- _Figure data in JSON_
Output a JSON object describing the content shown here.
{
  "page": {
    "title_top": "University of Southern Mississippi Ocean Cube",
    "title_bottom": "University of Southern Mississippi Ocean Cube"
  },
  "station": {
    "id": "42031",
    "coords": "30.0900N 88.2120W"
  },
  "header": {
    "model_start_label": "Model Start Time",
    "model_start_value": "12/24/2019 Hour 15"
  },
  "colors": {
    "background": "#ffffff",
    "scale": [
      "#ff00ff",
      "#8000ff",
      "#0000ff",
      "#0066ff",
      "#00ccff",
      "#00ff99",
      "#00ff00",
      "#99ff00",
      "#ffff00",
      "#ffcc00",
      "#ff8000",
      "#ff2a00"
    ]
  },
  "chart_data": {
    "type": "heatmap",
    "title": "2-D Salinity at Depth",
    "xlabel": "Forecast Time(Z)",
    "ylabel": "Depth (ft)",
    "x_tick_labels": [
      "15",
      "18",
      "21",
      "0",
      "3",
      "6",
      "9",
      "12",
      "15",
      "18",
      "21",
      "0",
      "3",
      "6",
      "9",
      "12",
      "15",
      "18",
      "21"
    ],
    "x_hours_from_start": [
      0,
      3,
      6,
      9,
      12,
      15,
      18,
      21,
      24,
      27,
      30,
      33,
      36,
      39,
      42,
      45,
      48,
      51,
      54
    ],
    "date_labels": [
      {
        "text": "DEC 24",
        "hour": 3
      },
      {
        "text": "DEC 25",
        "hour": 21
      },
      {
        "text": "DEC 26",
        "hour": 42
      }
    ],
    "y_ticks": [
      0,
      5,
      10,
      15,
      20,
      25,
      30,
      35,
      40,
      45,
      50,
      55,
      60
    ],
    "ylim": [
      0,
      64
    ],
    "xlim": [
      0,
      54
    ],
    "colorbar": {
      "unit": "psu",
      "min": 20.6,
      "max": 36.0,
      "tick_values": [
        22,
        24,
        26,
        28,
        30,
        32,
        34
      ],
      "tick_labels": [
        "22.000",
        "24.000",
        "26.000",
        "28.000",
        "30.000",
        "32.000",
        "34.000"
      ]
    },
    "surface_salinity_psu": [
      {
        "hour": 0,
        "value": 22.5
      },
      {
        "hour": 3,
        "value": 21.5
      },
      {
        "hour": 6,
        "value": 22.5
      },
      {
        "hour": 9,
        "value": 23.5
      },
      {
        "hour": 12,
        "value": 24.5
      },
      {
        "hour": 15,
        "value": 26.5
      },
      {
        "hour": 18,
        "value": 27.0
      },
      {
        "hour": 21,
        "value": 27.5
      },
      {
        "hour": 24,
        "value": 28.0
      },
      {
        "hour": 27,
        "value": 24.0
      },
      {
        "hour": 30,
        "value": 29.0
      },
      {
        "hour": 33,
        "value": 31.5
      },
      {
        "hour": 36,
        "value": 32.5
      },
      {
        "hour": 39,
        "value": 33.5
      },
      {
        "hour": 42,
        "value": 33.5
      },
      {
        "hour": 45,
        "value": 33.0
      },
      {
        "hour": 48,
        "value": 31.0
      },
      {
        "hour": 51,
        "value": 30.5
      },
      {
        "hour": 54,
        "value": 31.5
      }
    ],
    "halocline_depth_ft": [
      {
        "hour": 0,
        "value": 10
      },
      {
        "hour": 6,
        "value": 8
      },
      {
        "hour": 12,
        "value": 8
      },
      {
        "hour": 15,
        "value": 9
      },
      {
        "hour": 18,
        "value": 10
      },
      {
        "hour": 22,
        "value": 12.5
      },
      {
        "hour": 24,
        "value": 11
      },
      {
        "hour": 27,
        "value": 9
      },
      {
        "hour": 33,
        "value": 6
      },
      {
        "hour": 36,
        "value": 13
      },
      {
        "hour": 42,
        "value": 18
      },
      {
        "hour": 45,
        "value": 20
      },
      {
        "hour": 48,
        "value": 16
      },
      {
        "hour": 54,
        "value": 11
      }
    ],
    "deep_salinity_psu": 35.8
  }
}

- _The task_
Please reproduce each record precisely as written.

- _Response to this exercise_
Output a JSON object describing the content shown here.
{
  "page": {
    "title_top": "University of Southern Mississippi Ocean Cube",
    "title_bottom": "University of Southern Mississippi Ocean Cube"
  },
  "station": {
    "id": "42031",
    "coords": "30.0900N 88.2120W"
  },
  "header": {
    "model_start_label": "Model Start Time",
    "model_start_value": "12/24/2019 Hour 15"
  },
  "colors": {
    "background": "#ffffff",
    "scale": [
      "#ff00ff",
      "#8000ff",
      "#0000ff",
      "#0066ff",
      "#00ccff",
      "#00ff99",
      "#00ff00",
      "#99ff00",
      "#ffff00",
      "#ffcc00",
      "#ff8000",
      "#ff2a00"
    ]
  },
  "chart_data": {
    "type": "heatmap",
    "title": "2-D Salinity at Depth",
    "xlabel": "Forecast Time(Z)",
    "ylabel": "Depth (ft)",
    "x_tick_labels": [
      "15",
      "18",
      "21",
      "0",
      "3",
      "6",
      "9",
      "12",
      "15",
      "18",
      "21",
      "0",
      "3",
      "6",
      "9",
      "12",
      "15",
      "18",
      "21"
    ],
    "x_hours_from_start": [
      0,
      3,
      6,
      9,
      12,
      15,
      18,
      21,
      24,
      27,
      30,
      33,
      36,
      39,
      42,
      45,
      48,
      51,
      54
    ],
    "date_labels": [
      {
        "text": "DEC 24",
        "hour": 3
      },
      {
        "text": "DEC 25",
        "hour": 21
      },
      {
        "text": "DEC 26",
        "hour": 42
      }
    ],
    "y_ticks": [
      0,
      5,
      10,
      15,
      20,
      25,
      30,
      35,
      40,
      45,
      50,
      55,
      60
    ],
    "ylim": [
      0,
      64
    ],
    "xlim": [
      0,
      54
    ],
    "colorbar": {
      "unit": "psu",
      "min": 20.6,
      "max": 36.0,
      "tick_values": [
        22,
        24,
        26,
        28,
        30,
        32,
        34
      ],
      "tick_labels": [
        "22.000",
        "24.000",
        "26.000",
        "28.000",
        "30.000",
        "32.000",
        "34.000"
      ]
    },
    "surface_salinity_psu": [
      {
        "hour": 0,
        "value": 22.5
      },
      {
        "hour": 3,
        "value": 21.5
      },
      {
        "hour": 6,
        "value": 22.5
      },
      {
        "hour": 9,
        "value": 23.5
      },
      {
        "hour": 12,
        "value": 24.5
      },
      {
        "hour": 15,
        "value": 26.5
      },
      {
        "hour": 18,
        "value": 27.0
      },
      {
        "hour": 21,
        "value": 27.5
      },
      {
        "hour": 24,
        "value": 28.0
      },
      {
        "hour": 27,
        "value": 24.0
      },
      {
        "hour": 30,
        "value": 29.0
      },
      {
        "hour": 33,
        "value": 31.5
      },
      {
        "hour": 36,
        "value": 32.5
      },
      {
        "hour": 39,
        "value": 33.5
      },
      {
        "hour": 42,
        "value": 33.5
      },
      {
        "hour": 45,
        "value": 33.0
      },
      {
        "hour": 48,
        "value": 31.0
      },
      {
        "hour": 51,
        "value": 30.5
      },
      {
        "hour": 54,
        "value": 31.5
      }
    ],
    "halocline_depth_ft": [
      {
        "hour": 0,
        "value": 10
      },
      {
        "hour": 6,
        "value": 8
      },
      {
        "hour": 12,
        "value": 8
      },
      {
        "hour": 15,
        "value": 9
      },
      {
        "hour": 18,
        "value": 10
      },
      {
        "hour": 22,
        "value": 12.5
      },
      {
        "hour": 24,
        "value": 11
      },
      {
        "hour": 27,
        "value": 9
      },
      {
        "hour": 33,
        "value": 6
      },
      {
        "hour": 36,
        "value": 13
      },
      {
        "hour": 42,
        "value": 18
      },
      {
        "hour": 45,
        "value": 20
      },
      {
        "hour": 48,
        "value": 16
      },
      {
        "hour": 54,
        "value": 11
      }
    ],
    "deep_salinity_psu": 35.8
  }
}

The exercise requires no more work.